Pandemic of Love:
Shelly Tygielski, just showed up at the beginning of the pandemic. She was concerned about the people in her community and decided to try a simple, free, and easy way for people to ask for help and for people to give help. At various times the same person was on each side of that equation. She went on to social media with this post:
Please select one of the options below:
The response was immediate, and before long Pandemic of Love, started by one person in March of 2020, became a global movement. It is now a grassroots, volunteer-led, and formalized mutual aid community.
“Mutual aid” is a voluntary reciprocal exchange of resources and services based on the principle that members of a community should feel responsible to care for one another and aspire to develop a community safety net where no individual goes hungry, no individual is without shelter and no individual feels alone.
The organization was started around a kitchen table on March 14, 2020 by Shelly Tygielski, a Florida meditation teacher as the COVID-19 pandemic began to force closures in communities across the world.
While Pandemic of Love was initially formed to take care of the financial needs that people in need faced due to pandemic-related income loss, the organization has been expanding through local micro-community chapters to meet the different needs that are arising in this unprecedented time that we are living through.

Structured page parsing data
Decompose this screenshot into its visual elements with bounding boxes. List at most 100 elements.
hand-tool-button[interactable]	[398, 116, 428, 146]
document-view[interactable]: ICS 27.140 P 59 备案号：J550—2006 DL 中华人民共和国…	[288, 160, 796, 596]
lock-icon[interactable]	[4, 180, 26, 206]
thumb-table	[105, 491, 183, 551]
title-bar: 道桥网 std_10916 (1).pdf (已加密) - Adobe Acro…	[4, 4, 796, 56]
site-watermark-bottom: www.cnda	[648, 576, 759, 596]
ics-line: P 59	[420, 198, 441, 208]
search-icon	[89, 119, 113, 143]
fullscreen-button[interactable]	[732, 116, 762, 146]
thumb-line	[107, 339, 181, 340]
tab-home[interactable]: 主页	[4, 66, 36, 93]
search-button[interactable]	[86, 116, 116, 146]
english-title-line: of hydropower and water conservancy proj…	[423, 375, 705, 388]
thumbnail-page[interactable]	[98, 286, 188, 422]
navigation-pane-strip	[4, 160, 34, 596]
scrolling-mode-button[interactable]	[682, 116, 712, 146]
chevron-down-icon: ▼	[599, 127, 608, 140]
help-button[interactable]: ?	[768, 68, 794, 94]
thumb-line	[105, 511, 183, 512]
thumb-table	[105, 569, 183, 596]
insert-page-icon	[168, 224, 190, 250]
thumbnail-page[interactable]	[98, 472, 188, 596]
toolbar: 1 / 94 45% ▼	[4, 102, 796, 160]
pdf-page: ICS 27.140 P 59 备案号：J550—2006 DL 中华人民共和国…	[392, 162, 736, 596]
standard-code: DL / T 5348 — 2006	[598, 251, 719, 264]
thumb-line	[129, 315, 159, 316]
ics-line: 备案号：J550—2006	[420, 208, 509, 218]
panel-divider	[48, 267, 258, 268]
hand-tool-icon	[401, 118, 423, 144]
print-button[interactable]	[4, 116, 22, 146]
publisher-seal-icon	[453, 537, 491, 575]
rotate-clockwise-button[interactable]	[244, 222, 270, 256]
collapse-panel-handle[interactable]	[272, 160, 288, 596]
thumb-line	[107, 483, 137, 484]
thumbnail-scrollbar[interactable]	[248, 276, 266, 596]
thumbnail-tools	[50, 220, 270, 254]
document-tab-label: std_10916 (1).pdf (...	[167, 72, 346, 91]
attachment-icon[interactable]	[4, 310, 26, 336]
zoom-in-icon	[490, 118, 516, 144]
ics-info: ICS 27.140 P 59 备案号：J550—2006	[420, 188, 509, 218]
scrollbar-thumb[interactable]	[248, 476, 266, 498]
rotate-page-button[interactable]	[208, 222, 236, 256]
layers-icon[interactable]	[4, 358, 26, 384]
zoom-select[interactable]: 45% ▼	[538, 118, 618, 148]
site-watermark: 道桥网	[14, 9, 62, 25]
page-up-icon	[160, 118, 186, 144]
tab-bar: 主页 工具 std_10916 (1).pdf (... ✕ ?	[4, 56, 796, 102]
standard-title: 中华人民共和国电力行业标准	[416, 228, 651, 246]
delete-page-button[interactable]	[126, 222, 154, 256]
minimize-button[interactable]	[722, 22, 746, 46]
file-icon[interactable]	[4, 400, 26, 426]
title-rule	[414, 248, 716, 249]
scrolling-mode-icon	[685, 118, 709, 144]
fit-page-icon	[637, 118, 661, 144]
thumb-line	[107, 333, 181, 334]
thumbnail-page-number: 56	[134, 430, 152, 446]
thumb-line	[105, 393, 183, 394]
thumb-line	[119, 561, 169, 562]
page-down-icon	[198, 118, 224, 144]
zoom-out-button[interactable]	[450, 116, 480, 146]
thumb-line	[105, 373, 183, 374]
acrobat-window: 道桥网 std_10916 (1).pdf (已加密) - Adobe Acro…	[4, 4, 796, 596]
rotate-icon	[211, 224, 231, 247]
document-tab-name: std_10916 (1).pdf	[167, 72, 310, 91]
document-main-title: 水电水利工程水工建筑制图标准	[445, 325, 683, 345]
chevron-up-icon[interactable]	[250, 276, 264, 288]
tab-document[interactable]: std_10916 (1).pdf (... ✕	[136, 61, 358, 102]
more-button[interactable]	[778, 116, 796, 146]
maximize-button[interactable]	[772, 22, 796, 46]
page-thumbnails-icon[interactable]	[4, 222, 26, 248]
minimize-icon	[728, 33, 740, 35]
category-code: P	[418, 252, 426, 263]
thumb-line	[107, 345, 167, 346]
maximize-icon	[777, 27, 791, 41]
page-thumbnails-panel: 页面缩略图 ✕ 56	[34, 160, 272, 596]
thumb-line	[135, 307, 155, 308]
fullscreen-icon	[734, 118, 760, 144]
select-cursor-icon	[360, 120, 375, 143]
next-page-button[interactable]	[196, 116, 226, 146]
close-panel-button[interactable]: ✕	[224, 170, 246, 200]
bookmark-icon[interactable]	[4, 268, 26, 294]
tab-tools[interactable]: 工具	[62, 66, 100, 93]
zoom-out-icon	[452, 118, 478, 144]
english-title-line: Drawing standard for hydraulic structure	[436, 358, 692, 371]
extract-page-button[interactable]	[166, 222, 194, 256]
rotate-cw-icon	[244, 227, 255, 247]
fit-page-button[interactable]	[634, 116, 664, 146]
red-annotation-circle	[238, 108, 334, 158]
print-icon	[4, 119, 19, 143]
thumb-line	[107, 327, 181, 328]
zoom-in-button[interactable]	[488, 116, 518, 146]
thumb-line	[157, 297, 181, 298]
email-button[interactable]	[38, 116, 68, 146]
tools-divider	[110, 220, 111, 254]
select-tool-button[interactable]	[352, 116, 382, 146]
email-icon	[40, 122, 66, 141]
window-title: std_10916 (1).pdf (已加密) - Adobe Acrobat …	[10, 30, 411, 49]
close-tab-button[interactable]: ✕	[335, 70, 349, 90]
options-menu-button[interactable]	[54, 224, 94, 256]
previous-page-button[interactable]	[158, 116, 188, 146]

What you are asked to do:
Continue the text about Pandemic of Love, beginning right after its final sentence.

Expected output:
Teams of volunteers are partnering with brands and organizations, assisting communities in need, and joining forces with global movements with the intention of creating sustainable, formalized mutual aid communities all across the world, long after the pandemic is over.
What started with a simple post has become a worldwide movement of Pandemic of Love, with more than 1200 volunteers, over one million five hundred matches and over $40 million dollars in direct help.”
I recently listened to Shelly Tygielski being interviewed. She caught my attention when she spoke about the importance of just showing up. We don’t need to know what to do or say or have a plan. Showing up is what matters. We figure out what needs doing on the job. It reminded me of when people go through catastrophic illnesses and other challenges. We sometimes hesitate to jump in because we feel unqualified or afraid of not knowing what we should say or do. And yet, time and time again, when we brave the unknown and make that call or send a note or knock at the door…we learn that it was the perfectly imperfect thing to do.
My friend Patricia Ryan Madson who wrote Improv Wisdom recommends just showing up. “Showing up is the key principle when we offer service to others. So often it is our presence alone, rather than some special ability, that makes the difference.”
Sometimes we fail to show up for ourselves. We know what we want or need to do but we aren’t in the mood, or we procrastinate or we are afraid. It’s super easy not to do anything. Consider pushing back against that inertia. If a walk is important, show up outside on the sidewalk where you live. Keep it simple. A friend going through a hard time comes into your mind – pick up the phone and say hello.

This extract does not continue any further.